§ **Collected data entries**

————————

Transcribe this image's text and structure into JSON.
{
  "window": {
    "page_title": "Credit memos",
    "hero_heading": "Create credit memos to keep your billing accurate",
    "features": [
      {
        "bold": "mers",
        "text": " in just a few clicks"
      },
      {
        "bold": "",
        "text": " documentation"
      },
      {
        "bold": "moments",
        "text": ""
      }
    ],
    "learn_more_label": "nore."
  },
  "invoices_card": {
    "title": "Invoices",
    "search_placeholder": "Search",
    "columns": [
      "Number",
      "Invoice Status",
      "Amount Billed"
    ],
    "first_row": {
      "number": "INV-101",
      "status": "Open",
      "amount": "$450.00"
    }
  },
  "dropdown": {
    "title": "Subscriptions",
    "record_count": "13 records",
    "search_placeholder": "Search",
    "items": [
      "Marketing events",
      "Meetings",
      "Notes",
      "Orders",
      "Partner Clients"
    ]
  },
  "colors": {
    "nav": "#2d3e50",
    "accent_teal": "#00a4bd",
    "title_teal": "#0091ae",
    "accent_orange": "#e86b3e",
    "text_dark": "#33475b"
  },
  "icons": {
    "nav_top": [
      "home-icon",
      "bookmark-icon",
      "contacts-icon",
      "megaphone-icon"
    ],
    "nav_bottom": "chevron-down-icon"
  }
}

————————

§ **WORK TO BE COMPLETED**
Print the whole listing again, exactly.

§ **EXERCISE SOLUTION**
Transcribe this image's text and structure into JSON.
{
  "window": {
    "page_title": "Credit memos",
    "hero_heading": "Create credit memos to keep your billing accurate",
    "features": [
      {
        "bold": "mers",
        "text": " in just a few clicks"
      },
      {
        "bold": "",
        "text": " documentation"
      },
      {
        "bold": "moments",
        "text": ""
      }
    ],
    "learn_more_label": "nore."
  },
  "invoices_card": {
    "title": "Invoices",
    "search_placeholder": "Search",
    "columns": [
      "Number",
      "Invoice Status",
      "Amount Billed"
    ],
    "first_row": {
      "number": "INV-101",
      "status": "Open",
      "amount": "$450.00"
    }
  },
  "dropdown": {
    "title": "Subscriptions",
    "record_count": "13 records",
    "search_placeholder": "Search",
    "items": [
      "Marketing events",
      "Meetings",
      "Notes",
      "Orders",
      "Partner Clients"
    ]
  },
  "colors": {
    "nav": "#2d3e50",
    "accent_teal": "#00a4bd",
    "title_teal": "#0091ae",
    "accent_orange": "#e86b3e",
    "text_dark": "#33475b"
  },
  "icons": {
    "nav_top": [
      "home-icon",
      "bookmark-icon",
      "contacts-icon",
      "megaphone-icon"
    ],
    "nav_bottom": "chevron-down-icon"
  }
}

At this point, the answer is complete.